SUPPLIED MATERIAL:
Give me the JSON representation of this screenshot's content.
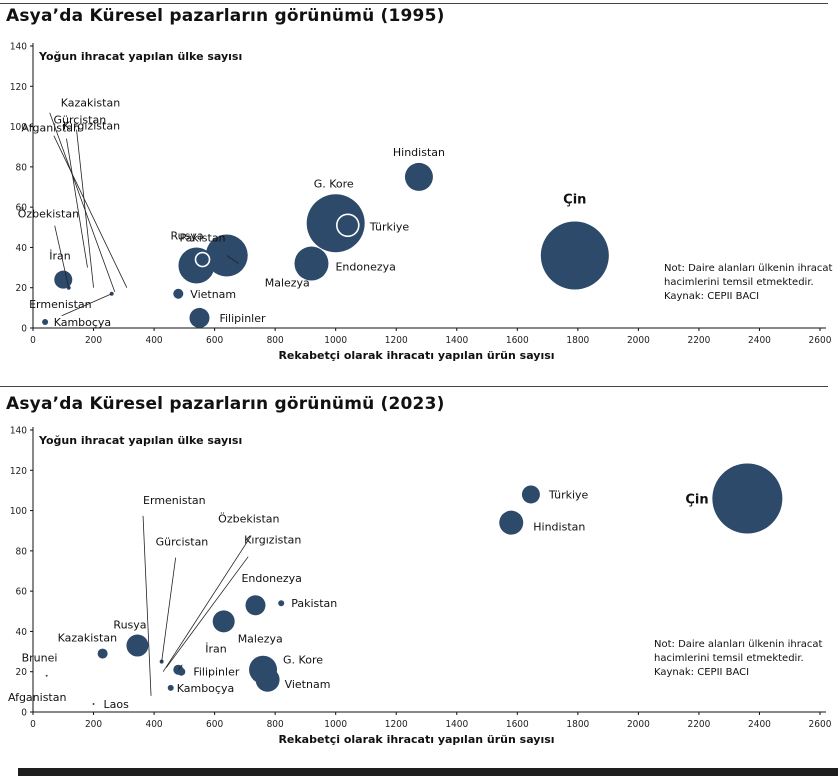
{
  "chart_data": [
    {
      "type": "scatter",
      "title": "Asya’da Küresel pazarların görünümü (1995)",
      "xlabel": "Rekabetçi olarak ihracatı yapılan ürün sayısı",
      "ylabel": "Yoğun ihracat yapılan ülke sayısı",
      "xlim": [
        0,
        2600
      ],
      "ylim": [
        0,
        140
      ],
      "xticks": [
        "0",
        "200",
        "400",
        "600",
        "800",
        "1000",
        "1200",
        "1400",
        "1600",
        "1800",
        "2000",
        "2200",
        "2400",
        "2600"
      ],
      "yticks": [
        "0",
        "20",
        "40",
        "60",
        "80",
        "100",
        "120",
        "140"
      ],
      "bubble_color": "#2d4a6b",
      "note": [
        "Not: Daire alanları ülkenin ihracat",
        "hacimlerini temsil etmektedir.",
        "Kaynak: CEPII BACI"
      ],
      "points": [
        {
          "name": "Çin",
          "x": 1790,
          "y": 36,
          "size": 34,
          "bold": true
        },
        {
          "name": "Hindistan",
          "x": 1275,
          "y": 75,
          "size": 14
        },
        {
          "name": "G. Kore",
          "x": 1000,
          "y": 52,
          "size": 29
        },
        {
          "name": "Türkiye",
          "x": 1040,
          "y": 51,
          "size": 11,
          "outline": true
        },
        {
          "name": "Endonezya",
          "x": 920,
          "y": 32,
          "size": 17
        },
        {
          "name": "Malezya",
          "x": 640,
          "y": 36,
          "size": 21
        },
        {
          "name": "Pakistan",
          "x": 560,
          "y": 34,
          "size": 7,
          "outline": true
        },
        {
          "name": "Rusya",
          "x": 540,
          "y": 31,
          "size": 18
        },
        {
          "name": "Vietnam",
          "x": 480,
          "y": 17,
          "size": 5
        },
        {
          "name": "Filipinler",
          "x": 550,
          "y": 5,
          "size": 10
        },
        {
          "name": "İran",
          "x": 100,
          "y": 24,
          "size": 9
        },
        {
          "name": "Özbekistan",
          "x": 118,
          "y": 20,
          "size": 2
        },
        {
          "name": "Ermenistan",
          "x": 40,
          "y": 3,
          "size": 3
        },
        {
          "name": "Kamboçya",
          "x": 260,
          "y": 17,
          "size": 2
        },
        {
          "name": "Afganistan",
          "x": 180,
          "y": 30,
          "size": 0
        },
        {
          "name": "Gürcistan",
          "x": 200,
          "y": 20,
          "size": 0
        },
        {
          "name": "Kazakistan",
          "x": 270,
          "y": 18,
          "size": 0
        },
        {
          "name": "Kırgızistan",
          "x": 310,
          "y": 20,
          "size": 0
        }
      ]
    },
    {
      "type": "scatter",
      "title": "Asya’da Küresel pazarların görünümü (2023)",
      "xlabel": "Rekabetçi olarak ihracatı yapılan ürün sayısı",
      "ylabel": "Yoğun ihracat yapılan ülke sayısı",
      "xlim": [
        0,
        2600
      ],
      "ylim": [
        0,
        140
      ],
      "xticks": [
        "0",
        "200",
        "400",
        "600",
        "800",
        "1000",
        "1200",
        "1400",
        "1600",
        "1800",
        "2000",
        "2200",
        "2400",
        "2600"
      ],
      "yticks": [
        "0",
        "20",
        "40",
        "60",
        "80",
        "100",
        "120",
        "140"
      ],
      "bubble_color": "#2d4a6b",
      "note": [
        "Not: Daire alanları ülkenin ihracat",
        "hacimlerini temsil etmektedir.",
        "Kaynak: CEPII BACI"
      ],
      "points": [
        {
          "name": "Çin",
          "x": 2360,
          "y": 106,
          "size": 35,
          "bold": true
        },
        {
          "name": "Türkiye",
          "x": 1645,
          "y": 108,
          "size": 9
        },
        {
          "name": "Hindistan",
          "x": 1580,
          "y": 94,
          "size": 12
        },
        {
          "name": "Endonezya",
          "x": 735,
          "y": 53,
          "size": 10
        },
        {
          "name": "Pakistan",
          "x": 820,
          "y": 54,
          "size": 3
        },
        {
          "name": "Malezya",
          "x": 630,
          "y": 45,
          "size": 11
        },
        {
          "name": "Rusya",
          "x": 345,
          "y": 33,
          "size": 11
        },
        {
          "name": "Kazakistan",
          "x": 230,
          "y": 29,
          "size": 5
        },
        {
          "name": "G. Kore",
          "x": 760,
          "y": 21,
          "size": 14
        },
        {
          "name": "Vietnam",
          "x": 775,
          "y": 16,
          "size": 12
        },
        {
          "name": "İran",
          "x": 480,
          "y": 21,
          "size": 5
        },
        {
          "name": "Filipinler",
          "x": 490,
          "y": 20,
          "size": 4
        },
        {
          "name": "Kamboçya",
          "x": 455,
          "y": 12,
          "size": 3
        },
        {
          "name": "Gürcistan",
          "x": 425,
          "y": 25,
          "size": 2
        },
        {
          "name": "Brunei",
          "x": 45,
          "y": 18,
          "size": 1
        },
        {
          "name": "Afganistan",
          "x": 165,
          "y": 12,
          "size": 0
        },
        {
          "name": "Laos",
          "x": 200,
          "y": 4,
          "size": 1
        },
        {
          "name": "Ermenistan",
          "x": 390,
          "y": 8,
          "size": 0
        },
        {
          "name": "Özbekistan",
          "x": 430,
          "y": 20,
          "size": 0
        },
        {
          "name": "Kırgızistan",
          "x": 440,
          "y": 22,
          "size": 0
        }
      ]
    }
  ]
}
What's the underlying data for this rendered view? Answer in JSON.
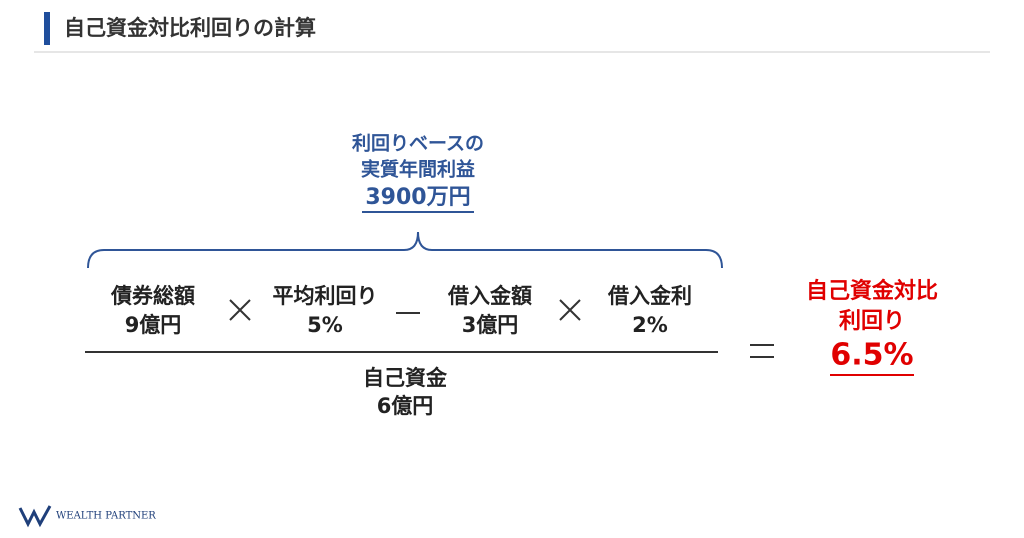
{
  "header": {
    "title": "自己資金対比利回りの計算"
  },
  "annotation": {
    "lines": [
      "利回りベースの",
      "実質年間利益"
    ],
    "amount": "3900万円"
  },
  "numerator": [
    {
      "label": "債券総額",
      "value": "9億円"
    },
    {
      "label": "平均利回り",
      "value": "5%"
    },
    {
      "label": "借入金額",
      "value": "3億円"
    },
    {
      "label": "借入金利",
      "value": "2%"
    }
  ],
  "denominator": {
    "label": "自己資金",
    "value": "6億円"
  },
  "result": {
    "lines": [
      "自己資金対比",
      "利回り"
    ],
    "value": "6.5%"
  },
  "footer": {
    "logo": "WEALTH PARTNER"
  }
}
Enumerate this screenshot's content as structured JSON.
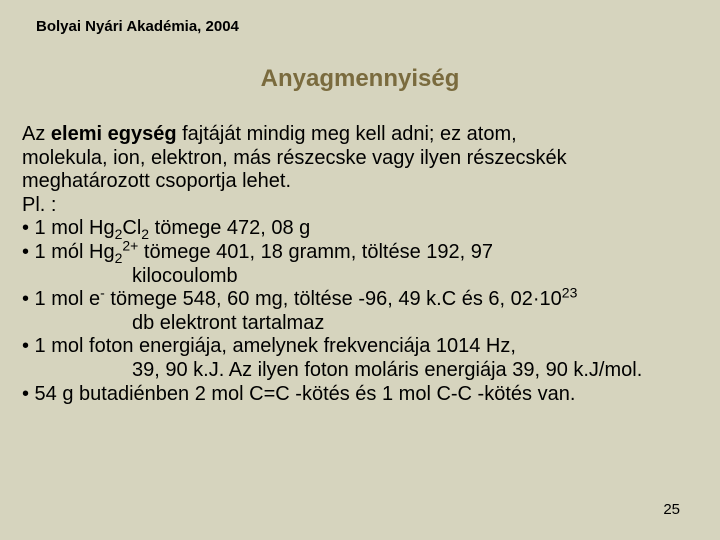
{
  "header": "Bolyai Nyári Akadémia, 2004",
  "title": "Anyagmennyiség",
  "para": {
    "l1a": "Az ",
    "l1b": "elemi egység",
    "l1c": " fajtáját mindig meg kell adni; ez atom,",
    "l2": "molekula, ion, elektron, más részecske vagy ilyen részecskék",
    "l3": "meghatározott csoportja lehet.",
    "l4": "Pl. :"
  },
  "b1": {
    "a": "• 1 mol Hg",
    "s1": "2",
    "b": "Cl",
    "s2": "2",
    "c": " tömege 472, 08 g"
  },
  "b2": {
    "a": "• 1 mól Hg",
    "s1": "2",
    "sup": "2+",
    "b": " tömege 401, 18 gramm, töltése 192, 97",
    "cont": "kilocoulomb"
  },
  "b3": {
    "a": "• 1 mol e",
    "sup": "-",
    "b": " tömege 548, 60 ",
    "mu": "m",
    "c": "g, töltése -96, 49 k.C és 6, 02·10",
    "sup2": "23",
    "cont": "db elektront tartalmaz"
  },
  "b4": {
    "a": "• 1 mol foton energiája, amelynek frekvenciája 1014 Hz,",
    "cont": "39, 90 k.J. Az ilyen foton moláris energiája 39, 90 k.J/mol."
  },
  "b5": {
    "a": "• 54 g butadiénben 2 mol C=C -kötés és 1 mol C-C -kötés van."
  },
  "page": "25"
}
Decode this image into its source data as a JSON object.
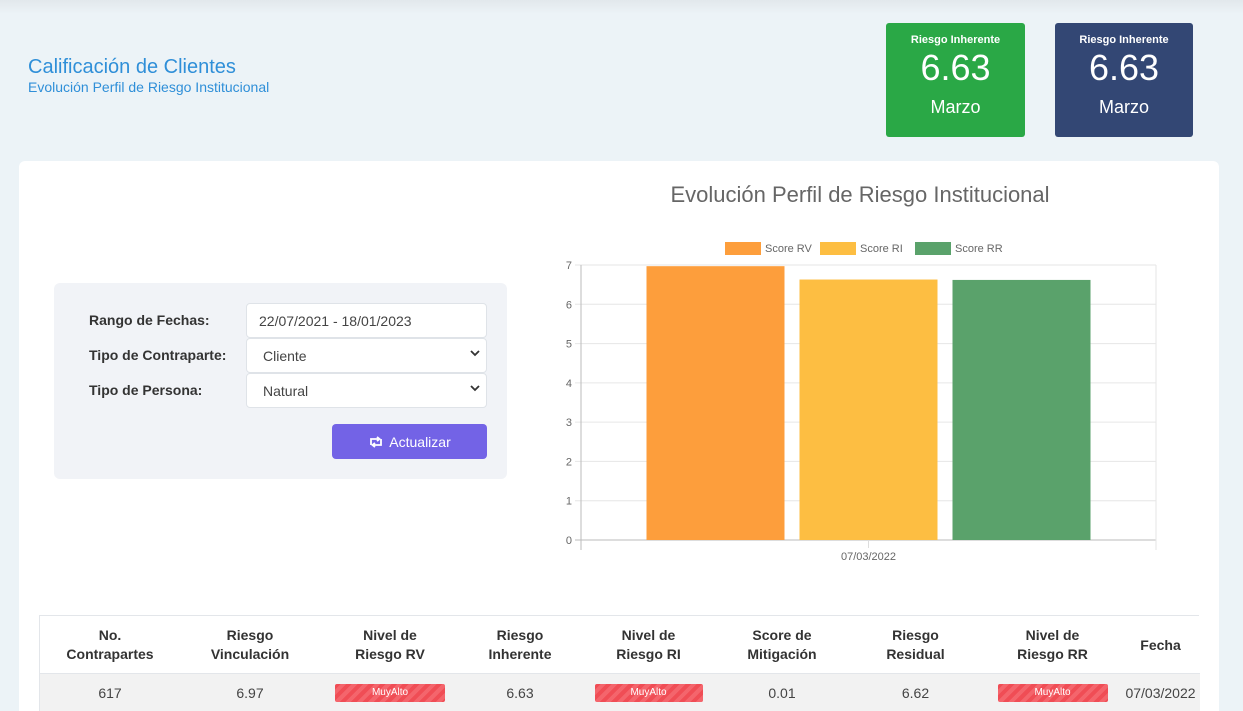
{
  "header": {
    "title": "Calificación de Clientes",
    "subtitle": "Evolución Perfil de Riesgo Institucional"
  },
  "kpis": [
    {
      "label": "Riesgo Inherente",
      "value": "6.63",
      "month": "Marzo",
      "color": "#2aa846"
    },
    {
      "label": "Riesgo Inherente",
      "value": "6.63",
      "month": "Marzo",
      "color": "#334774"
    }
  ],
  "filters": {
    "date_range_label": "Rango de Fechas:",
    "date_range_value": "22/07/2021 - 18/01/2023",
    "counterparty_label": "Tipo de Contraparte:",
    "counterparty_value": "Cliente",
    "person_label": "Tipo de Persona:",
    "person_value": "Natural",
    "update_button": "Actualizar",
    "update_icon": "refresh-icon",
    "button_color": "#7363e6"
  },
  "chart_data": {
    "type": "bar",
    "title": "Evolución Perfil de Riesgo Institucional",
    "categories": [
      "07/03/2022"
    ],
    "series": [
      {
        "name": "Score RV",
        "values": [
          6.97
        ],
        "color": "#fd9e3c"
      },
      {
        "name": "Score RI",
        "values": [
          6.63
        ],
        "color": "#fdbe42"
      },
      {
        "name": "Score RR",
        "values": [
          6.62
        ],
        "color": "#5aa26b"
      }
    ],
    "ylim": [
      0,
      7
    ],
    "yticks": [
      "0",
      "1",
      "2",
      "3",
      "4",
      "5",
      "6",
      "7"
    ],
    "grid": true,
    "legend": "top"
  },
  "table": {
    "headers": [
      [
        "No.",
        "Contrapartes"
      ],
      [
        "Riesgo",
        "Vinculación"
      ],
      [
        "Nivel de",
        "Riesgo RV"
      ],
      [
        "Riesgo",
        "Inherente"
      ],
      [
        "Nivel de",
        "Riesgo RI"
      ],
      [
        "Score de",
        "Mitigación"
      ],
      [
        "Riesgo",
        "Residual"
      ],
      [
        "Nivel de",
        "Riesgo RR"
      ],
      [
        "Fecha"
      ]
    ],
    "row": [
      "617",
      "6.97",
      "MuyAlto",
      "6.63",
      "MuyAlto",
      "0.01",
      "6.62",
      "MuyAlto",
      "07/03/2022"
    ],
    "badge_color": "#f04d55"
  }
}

PROBLEM STATEMENT: The lines above form a set of records; determine how many of them contain the string "content" and give that number alone.

FINAL RESULT: 2